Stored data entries

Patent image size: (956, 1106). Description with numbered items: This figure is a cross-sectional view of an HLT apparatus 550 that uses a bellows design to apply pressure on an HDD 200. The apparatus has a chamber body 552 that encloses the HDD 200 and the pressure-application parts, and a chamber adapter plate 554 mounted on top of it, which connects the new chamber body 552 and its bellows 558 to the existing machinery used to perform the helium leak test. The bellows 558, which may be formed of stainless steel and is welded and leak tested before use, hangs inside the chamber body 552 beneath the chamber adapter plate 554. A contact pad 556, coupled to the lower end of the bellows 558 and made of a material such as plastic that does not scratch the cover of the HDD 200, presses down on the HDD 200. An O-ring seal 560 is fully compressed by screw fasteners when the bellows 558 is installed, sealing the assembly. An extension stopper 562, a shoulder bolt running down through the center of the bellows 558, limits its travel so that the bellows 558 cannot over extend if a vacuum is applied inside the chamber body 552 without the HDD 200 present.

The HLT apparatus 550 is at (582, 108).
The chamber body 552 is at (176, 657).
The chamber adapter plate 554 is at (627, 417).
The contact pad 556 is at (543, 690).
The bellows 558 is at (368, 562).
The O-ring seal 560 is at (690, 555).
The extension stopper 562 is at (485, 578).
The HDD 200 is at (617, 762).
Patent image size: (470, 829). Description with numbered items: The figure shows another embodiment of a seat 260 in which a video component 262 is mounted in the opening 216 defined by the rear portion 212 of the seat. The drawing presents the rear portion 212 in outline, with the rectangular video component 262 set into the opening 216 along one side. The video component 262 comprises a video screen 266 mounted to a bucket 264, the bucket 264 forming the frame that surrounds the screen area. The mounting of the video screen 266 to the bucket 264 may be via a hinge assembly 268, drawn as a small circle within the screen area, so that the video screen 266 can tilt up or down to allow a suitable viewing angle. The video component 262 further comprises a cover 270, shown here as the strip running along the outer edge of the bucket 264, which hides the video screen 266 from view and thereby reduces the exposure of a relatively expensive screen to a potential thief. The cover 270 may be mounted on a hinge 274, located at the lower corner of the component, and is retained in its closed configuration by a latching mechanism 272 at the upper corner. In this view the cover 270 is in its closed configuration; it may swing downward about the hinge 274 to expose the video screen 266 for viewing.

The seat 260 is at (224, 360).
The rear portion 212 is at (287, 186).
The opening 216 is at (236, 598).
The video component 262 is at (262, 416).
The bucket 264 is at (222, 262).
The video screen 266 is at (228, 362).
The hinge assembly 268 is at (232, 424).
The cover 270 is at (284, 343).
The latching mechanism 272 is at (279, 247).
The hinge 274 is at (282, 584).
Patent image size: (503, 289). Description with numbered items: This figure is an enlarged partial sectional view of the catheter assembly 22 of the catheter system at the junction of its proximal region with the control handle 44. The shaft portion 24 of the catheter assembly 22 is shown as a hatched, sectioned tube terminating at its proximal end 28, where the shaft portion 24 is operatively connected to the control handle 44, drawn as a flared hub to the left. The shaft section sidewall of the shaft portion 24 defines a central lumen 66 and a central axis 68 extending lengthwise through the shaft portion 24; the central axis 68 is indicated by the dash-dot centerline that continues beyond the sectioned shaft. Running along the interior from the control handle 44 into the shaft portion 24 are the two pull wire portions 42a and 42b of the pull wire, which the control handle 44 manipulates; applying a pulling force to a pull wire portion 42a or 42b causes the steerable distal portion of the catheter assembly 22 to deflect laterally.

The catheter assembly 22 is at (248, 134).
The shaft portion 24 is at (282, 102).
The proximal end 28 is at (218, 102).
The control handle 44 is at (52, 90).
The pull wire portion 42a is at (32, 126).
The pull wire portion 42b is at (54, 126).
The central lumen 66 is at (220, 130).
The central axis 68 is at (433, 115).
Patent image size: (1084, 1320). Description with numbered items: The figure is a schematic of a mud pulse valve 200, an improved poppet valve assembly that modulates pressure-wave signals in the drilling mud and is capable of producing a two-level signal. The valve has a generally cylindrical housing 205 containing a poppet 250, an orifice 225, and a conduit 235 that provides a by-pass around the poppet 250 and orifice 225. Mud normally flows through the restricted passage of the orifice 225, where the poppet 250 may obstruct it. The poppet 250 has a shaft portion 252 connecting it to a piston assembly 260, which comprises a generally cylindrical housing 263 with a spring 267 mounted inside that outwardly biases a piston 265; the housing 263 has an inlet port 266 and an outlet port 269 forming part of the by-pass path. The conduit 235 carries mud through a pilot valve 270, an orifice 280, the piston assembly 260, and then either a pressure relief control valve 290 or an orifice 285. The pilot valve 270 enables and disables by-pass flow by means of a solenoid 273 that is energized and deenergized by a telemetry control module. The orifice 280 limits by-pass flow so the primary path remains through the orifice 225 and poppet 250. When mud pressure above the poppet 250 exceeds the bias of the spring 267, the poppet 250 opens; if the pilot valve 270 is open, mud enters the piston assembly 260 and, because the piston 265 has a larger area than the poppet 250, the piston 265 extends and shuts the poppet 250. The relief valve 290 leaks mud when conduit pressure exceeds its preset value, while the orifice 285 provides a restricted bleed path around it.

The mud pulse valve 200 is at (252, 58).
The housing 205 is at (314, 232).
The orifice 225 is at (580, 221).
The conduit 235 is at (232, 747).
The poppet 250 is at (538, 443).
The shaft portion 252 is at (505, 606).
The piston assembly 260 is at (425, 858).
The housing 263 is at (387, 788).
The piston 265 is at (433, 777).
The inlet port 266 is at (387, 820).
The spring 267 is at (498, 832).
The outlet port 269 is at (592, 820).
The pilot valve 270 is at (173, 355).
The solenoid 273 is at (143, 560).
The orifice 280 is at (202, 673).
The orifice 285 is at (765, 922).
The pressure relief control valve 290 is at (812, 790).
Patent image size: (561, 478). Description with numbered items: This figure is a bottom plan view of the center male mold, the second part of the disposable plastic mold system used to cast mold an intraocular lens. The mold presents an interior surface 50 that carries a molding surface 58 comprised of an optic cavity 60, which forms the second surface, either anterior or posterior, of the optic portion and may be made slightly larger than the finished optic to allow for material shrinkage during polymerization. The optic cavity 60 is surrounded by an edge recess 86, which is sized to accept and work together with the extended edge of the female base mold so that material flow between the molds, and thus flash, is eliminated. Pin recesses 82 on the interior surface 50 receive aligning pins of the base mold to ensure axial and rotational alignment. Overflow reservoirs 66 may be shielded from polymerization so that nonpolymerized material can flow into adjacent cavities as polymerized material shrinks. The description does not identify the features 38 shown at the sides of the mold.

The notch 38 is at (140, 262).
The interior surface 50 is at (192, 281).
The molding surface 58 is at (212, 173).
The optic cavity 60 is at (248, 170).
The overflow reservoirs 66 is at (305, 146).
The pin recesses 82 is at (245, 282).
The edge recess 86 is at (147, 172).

== YOUR TASK ==
Please extract every line of the items above that contains the string "molding". Case counts.

== THE RESULT ==
Patent image size: (561, 478). Description with numbered items: This figure is a bottom plan view of the center male mold, the second part of the disposable plastic mold system used to cast mold an intraocular lens. The mold presents an interior surface 50 that carries a molding surface 58 comprised of an optic cavity 60, which forms the second surface, either anterior or posterior, of the optic portion and may be made slightly larger than the finished optic to allow for material shrinkage during polymerization. The optic cavity 60 is surrounded by an edge recess 86, which is sized to accept and work together with the extended edge of the female base mold so that material flow between the molds, and thus flash, is eliminated. Pin recesses 82 on the interior surface 50 receive aligning pins of the base mold to ensure axial and rotational alignment. Overflow reservoirs 66 may be shielded from polymerization so that nonpolymerized material can flow into adjacent cavities as polymerized material shrinks. The description does not identify the features 38 shown at the sides of the mold.
The molding surface 58 is at (212, 173).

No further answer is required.